» Job
Gather from the listing below each line that includes the word "Windows", and copy it.

** Begin **

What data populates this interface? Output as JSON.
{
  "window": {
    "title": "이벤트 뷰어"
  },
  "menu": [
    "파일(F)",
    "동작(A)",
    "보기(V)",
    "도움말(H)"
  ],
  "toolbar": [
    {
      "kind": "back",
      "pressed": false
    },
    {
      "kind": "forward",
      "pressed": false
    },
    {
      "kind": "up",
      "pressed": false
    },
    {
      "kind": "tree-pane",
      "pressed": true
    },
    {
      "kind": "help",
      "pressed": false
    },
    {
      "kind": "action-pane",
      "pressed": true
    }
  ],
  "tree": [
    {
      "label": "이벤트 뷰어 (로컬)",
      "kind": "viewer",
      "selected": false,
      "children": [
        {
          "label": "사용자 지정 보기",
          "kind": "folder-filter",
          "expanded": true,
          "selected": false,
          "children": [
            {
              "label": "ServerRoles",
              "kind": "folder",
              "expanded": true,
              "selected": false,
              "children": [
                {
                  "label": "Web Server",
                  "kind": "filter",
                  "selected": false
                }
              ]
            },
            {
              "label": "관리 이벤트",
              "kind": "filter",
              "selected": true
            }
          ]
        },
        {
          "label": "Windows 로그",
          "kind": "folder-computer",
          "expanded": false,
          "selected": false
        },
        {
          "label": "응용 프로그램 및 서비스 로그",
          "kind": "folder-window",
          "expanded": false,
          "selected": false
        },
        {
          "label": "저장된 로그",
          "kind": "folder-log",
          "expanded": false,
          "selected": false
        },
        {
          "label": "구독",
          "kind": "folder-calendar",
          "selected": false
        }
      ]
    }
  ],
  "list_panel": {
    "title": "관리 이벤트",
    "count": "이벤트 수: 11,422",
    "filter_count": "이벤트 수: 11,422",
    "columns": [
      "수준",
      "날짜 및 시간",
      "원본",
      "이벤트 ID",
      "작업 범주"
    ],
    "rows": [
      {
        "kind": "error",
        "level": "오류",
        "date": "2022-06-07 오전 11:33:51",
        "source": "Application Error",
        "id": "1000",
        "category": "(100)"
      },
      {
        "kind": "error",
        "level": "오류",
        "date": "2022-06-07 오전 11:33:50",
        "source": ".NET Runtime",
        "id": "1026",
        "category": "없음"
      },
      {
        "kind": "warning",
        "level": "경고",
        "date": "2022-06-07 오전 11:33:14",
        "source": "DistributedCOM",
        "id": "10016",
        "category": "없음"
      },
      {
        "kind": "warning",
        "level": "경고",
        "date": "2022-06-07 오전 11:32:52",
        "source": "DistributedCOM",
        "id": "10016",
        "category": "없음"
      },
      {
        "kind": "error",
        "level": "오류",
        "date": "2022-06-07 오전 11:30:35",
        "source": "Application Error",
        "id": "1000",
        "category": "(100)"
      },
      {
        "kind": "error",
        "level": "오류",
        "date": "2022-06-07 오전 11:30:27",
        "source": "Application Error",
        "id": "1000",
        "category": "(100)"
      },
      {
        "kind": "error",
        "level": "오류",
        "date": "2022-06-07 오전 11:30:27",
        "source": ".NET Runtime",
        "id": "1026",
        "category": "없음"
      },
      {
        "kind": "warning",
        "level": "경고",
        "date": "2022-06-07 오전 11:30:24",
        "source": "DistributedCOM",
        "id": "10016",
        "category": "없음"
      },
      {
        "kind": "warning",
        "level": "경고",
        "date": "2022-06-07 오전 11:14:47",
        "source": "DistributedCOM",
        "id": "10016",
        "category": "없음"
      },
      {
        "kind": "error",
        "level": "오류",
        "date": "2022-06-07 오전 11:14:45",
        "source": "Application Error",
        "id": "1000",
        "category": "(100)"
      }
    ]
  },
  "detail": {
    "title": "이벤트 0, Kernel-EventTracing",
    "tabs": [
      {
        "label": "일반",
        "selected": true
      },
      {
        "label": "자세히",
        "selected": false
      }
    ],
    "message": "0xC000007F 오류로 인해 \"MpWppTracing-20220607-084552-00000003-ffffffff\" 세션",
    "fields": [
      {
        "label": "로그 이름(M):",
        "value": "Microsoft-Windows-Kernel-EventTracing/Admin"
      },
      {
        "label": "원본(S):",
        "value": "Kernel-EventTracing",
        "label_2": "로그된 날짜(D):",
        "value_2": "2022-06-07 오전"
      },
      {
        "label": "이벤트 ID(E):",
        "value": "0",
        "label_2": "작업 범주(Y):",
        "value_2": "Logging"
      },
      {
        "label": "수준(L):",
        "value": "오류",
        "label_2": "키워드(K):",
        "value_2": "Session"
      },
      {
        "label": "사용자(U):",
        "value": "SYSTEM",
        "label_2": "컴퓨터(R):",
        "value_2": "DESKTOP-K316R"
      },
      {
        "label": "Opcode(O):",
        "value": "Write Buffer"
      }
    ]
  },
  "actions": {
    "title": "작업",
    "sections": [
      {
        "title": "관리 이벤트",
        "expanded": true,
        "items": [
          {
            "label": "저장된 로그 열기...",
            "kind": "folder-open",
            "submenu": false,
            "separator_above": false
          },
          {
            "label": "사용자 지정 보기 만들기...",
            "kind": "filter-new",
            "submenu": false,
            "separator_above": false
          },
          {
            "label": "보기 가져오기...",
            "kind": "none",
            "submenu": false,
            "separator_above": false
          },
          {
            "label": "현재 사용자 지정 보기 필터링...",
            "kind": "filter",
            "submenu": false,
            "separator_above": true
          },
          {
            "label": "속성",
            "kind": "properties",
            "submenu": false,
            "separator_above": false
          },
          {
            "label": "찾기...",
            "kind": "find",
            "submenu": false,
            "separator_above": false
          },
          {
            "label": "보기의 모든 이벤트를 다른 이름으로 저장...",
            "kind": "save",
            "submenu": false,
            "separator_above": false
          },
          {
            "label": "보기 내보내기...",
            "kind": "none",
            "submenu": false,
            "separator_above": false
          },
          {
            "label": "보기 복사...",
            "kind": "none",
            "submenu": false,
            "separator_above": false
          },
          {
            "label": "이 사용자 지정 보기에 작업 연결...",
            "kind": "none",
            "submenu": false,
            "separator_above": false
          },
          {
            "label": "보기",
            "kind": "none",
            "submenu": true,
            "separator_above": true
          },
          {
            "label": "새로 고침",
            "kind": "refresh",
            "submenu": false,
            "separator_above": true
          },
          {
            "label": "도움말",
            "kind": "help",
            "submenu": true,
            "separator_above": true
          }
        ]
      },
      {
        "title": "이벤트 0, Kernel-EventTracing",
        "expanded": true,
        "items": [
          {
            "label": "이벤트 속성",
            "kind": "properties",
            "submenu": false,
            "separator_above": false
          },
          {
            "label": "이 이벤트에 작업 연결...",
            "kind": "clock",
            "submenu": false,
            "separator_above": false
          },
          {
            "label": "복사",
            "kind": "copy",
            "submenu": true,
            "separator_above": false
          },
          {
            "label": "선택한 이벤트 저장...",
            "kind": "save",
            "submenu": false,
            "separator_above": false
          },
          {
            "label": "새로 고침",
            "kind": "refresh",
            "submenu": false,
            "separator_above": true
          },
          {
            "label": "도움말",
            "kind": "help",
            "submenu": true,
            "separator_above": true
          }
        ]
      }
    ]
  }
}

** End **

» Response to this task
          "label": "Windows 로그",
        "value": "Microsoft-Windows-Kernel-EventTracing/Admin"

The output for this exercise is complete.